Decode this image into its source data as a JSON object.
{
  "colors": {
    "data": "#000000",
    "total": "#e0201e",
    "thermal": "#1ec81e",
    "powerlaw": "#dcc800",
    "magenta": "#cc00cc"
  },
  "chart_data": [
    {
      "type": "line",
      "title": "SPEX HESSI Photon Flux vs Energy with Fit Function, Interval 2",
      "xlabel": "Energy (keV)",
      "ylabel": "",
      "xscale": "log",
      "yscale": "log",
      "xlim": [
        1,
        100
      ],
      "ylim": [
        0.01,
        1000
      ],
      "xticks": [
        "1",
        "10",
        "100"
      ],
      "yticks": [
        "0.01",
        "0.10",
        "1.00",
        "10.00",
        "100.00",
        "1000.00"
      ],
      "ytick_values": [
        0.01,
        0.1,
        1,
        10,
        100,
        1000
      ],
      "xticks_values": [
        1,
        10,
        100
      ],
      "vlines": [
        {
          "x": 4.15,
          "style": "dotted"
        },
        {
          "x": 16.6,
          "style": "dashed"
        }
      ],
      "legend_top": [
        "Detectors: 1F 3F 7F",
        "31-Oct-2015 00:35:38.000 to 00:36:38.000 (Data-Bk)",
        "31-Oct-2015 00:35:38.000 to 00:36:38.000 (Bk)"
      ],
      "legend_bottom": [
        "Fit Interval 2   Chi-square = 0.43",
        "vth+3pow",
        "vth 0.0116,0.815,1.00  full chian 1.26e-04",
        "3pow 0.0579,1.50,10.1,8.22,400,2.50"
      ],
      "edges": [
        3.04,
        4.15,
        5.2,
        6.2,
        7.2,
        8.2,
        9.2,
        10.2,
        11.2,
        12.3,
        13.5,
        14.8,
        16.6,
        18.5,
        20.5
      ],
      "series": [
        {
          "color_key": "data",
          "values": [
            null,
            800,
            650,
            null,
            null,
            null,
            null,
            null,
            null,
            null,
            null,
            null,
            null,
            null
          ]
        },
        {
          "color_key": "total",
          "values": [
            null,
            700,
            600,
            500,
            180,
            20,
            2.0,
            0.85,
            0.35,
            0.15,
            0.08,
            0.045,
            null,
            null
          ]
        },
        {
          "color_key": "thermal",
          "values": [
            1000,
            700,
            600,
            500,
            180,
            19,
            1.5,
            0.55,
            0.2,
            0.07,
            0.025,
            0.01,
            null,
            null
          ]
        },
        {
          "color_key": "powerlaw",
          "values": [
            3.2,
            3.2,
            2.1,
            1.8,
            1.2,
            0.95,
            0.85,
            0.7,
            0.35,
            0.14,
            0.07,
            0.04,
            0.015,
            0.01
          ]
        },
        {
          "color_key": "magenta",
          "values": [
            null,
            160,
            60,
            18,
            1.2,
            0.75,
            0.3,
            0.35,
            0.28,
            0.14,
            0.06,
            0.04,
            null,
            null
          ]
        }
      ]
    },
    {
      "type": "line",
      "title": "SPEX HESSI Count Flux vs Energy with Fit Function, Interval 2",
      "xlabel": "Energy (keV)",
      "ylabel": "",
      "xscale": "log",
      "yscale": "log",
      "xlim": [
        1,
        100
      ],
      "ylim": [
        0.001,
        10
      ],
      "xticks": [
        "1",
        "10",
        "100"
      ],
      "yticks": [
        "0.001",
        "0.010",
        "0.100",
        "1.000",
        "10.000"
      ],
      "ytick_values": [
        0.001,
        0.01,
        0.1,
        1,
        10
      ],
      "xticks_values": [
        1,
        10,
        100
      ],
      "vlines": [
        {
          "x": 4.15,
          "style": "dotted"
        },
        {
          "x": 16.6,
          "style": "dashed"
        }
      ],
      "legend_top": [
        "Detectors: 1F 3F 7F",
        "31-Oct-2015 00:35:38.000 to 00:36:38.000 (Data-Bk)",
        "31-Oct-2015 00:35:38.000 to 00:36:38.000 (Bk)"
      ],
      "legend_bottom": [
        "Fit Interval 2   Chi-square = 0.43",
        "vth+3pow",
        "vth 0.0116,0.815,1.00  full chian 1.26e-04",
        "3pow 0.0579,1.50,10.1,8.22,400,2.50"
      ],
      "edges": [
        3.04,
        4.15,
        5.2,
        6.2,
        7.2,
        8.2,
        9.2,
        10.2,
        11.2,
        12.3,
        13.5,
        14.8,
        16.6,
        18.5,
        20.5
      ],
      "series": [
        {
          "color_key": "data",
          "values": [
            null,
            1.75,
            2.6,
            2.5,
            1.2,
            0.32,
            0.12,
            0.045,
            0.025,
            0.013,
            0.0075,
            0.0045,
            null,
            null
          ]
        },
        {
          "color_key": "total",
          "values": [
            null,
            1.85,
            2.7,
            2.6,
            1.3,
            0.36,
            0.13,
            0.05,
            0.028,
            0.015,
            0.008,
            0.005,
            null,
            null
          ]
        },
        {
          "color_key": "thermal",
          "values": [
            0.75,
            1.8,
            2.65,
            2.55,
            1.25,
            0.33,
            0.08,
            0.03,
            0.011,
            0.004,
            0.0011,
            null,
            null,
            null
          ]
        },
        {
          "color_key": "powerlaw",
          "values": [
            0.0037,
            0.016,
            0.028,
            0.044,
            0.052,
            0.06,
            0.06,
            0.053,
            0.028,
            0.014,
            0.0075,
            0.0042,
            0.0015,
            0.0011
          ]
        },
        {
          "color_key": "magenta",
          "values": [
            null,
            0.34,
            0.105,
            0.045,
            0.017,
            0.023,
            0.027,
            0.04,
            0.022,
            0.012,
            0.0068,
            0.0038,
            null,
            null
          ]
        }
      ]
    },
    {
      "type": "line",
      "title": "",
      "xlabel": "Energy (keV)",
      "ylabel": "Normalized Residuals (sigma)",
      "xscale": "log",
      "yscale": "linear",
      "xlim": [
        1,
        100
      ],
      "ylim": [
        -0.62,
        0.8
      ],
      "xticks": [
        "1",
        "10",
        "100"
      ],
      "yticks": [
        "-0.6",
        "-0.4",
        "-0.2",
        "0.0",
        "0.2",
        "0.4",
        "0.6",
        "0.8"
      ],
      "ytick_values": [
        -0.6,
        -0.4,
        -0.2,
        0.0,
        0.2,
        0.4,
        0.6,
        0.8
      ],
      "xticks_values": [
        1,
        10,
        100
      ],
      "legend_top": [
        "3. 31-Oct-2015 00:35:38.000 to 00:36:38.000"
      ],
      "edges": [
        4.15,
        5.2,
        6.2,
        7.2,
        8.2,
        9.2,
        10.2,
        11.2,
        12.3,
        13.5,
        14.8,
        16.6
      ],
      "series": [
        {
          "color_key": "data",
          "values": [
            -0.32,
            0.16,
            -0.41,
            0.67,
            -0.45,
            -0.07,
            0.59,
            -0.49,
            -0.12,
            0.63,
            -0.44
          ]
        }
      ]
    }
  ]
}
--
> [Aim]: Repeat all of the records above exactly as written.

> [Complete output]:
Decode this image into its source data as a JSON object.
{
  "colors": {
    "data": "#000000",
    "total": "#e0201e",
    "thermal": "#1ec81e",
    "powerlaw": "#dcc800",
    "magenta": "#cc00cc"
  },
  "chart_data": [
    {
      "type": "line",
      "title": "SPEX HESSI Photon Flux vs Energy with Fit Function, Interval 2",
      "xlabel": "Energy (keV)",
      "ylabel": "",
      "xscale": "log",
      "yscale": "log",
      "xlim": [
        1,
        100
      ],
      "ylim": [
        0.01,
        1000
      ],
      "xticks": [
        "1",
        "10",
        "100"
      ],
      "yticks": [
        "0.01",
        "0.10",
        "1.00",
        "10.00",
        "100.00",
        "1000.00"
      ],
      "ytick_values": [
        0.01,
        0.1,
        1,
        10,
        100,
        1000
      ],
      "xticks_values": [
        1,
        10,
        100
      ],
      "vlines": [
        {
          "x": 4.15,
          "style": "dotted"
        },
        {
          "x": 16.6,
          "style": "dashed"
        }
      ],
      "legend_top": [
        "Detectors: 1F 3F 7F",
        "31-Oct-2015 00:35:38.000 to 00:36:38.000 (Data-Bk)",
        "31-Oct-2015 00:35:38.000 to 00:36:38.000 (Bk)"
      ],
      "legend_bottom": [
        "Fit Interval 2   Chi-square = 0.43",
        "vth+3pow",
        "vth 0.0116,0.815,1.00  full chian 1.26e-04",
        "3pow 0.0579,1.50,10.1,8.22,400,2.50"
      ],
      "edges": [
        3.04,
        4.15,
        5.2,
        6.2,
        7.2,
        8.2,
        9.2,
        10.2,
        11.2,
        12.3,
        13.5,
        14.8,
        16.6,
        18.5,
        20.5
      ],
      "series": [
        {
          "color_key": "data",
          "values": [
            null,
            800,
            650,
            null,
            null,
            null,
            null,
            null,
            null,
            null,
            null,
            null,
            null,
            null
          ]
        },
        {
          "color_key": "total",
          "values": [
            null,
            700,
            600,
            500,
            180,
            20,
            2.0,
            0.85,
            0.35,
            0.15,
            0.08,
            0.045,
            null,
            null
          ]
        },
        {
          "color_key": "thermal",
          "values": [
            1000,
            700,
            600,
            500,
            180,
            19,
            1.5,
            0.55,
            0.2,
            0.07,
            0.025,
            0.01,
            null,
            null
          ]
        },
        {
          "color_key": "powerlaw",
          "values": [
            3.2,
            3.2,
            2.1,
            1.8,
            1.2,
            0.95,
            0.85,
            0.7,
            0.35,
            0.14,
            0.07,
            0.04,
            0.015,
            0.01
          ]
        },
        {
          "color_key": "magenta",
          "values": [
            null,
            160,
            60,
            18,
            1.2,
            0.75,
            0.3,
            0.35,
            0.28,
            0.14,
            0.06,
            0.04,
            null,
            null
          ]
        }
      ]
    },
    {
      "type": "line",
      "title": "SPEX HESSI Count Flux vs Energy with Fit Function, Interval 2",
      "xlabel": "Energy (keV)",
      "ylabel": "",
      "xscale": "log",
      "yscale": "log",
      "xlim": [
        1,
        100
      ],
      "ylim": [
        0.001,
        10
      ],
      "xticks": [
        "1",
        "10",
        "100"
      ],
      "yticks": [
        "0.001",
        "0.010",
        "0.100",
        "1.000",
        "10.000"
      ],
      "ytick_values": [
        0.001,
        0.01,
        0.1,
        1,
        10
      ],
      "xticks_values": [
        1,
        10,
        100
      ],
      "vlines": [
        {
          "x": 4.15,
          "style": "dotted"
        },
        {
          "x": 16.6,
          "style": "dashed"
        }
      ],
      "legend_top": [
        "Detectors: 1F 3F 7F",
        "31-Oct-2015 00:35:38.000 to 00:36:38.000 (Data-Bk)",
        "31-Oct-2015 00:35:38.000 to 00:36:38.000 (Bk)"
      ],
      "legend_bottom": [
        "Fit Interval 2   Chi-square = 0.43",
        "vth+3pow",
        "vth 0.0116,0.815,1.00  full chian 1.26e-04",
        "3pow 0.0579,1.50,10.1,8.22,400,2.50"
      ],
      "edges": [
        3.04,
        4.15,
        5.2,
        6.2,
        7.2,
        8.2,
        9.2,
        10.2,
        11.2,
        12.3,
        13.5,
        14.8,
        16.6,
        18.5,
        20.5
      ],
      "series": [
        {
          "color_key": "data",
          "values": [
            null,
            1.75,
            2.6,
            2.5,
            1.2,
            0.32,
            0.12,
            0.045,
            0.025,
            0.013,
            0.0075,
            0.0045,
            null,
            null
          ]
        },
        {
          "color_key": "total",
          "values": [
            null,
            1.85,
            2.7,
            2.6,
            1.3,
            0.36,
            0.13,
            0.05,
            0.028,
            0.015,
            0.008,
            0.005,
            null,
            null
          ]
        },
        {
          "color_key": "thermal",
          "values": [
            0.75,
            1.8,
            2.65,
            2.55,
            1.25,
            0.33,
            0.08,
            0.03,
            0.011,
            0.004,
            0.0011,
            null,
            null,
            null
          ]
        },
        {
          "color_key": "powerlaw",
          "values": [
            0.0037,
            0.016,
            0.028,
            0.044,
            0.052,
            0.06,
            0.06,
            0.053,
            0.028,
            0.014,
            0.0075,
            0.0042,
            0.0015,
            0.0011
          ]
        },
        {
          "color_key": "magenta",
          "values": [
            null,
            0.34,
            0.105,
            0.045,
            0.017,
            0.023,
            0.027,
            0.04,
            0.022,
            0.012,
            0.0068,
            0.0038,
            null,
            null
          ]
        }
      ]
    },
    {
      "type": "line",
      "title": "",
      "xlabel": "Energy (keV)",
      "ylabel": "Normalized Residuals (sigma)",
      "xscale": "log",
      "yscale": "linear",
      "xlim": [
        1,
        100
      ],
      "ylim": [
        -0.62,
        0.8
      ],
      "xticks": [
        "1",
        "10",
        "100"
      ],
      "yticks": [
        "-0.6",
        "-0.4",
        "-0.2",
        "0.0",
        "0.2",
        "0.4",
        "0.6",
        "0.8"
      ],
      "ytick_values": [
        -0.6,
        -0.4,
        -0.2,
        0.0,
        0.2,
        0.4,
        0.6,
        0.8
      ],
      "xticks_values": [
        1,
        10,
        100
      ],
      "legend_top": [
        "3. 31-Oct-2015 00:35:38.000 to 00:36:38.000"
      ],
      "edges": [
        4.15,
        5.2,
        6.2,
        7.2,
        8.2,
        9.2,
        10.2,
        11.2,
        12.3,
        13.5,
        14.8,
        16.6
      ],
      "series": [
        {
          "color_key": "data",
          "values": [
            -0.32,
            0.16,
            -0.41,
            0.67,
            -0.45,
            -0.07,
            0.59,
            -0.49,
            -0.12,
            0.63,
            -0.44
          ]
        }
      ]
    }
  ]
}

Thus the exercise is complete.